▶ **EXERCISE PROMPT**: Copy all lines in which the word "true" can be found.

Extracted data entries

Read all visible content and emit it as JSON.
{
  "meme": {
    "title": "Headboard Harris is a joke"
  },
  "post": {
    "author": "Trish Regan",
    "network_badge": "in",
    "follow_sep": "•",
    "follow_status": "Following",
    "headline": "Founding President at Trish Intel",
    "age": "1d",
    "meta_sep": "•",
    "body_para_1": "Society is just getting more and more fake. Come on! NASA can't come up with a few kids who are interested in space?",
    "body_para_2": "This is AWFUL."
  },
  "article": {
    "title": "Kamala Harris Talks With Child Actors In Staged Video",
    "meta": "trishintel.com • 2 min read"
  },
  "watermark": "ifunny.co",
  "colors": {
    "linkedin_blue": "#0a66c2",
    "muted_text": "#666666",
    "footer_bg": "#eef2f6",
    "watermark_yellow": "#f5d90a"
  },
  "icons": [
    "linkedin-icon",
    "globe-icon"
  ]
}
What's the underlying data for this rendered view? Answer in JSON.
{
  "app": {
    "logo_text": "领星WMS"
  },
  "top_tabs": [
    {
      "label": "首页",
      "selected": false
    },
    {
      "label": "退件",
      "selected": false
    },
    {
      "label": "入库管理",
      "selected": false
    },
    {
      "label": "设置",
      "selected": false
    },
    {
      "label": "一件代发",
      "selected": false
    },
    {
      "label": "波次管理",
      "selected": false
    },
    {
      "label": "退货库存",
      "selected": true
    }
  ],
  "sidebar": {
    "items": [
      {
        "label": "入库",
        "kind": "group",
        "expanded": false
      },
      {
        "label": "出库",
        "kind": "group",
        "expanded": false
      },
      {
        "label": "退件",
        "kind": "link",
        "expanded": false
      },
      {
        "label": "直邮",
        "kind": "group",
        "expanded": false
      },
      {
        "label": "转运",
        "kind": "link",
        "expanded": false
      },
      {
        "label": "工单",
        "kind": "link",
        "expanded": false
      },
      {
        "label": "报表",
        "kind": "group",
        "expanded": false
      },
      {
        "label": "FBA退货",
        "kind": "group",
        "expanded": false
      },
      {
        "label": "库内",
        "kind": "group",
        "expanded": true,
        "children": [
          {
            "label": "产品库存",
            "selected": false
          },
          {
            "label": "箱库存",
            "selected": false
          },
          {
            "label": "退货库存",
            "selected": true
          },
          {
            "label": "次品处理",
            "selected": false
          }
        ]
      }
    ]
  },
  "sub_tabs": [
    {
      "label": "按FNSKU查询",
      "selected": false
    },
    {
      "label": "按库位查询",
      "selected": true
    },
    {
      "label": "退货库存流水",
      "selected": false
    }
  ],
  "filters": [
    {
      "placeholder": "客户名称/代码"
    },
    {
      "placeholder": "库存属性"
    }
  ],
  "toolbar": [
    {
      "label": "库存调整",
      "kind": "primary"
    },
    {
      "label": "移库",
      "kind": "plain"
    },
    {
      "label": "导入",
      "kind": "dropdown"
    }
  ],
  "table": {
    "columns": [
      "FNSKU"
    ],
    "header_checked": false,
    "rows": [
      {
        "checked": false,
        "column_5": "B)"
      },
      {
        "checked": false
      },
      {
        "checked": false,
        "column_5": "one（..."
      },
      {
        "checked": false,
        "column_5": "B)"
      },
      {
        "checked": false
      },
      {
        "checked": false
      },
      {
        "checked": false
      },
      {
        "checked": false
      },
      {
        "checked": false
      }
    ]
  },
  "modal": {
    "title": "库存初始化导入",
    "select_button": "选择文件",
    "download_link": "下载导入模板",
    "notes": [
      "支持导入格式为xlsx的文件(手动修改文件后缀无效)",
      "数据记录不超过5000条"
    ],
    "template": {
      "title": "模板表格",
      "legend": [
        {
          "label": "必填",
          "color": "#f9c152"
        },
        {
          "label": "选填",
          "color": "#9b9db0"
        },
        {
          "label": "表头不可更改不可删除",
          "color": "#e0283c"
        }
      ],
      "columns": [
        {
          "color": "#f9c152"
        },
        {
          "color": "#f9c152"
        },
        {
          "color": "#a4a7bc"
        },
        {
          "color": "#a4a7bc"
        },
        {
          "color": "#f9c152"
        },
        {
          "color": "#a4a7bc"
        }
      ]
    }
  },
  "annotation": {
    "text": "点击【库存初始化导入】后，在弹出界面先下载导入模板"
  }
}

▶ **ANSWER FOR THIS EXERCISE**:
      "selected": true
        "expanded": true,
            "selected": true
      "selected": true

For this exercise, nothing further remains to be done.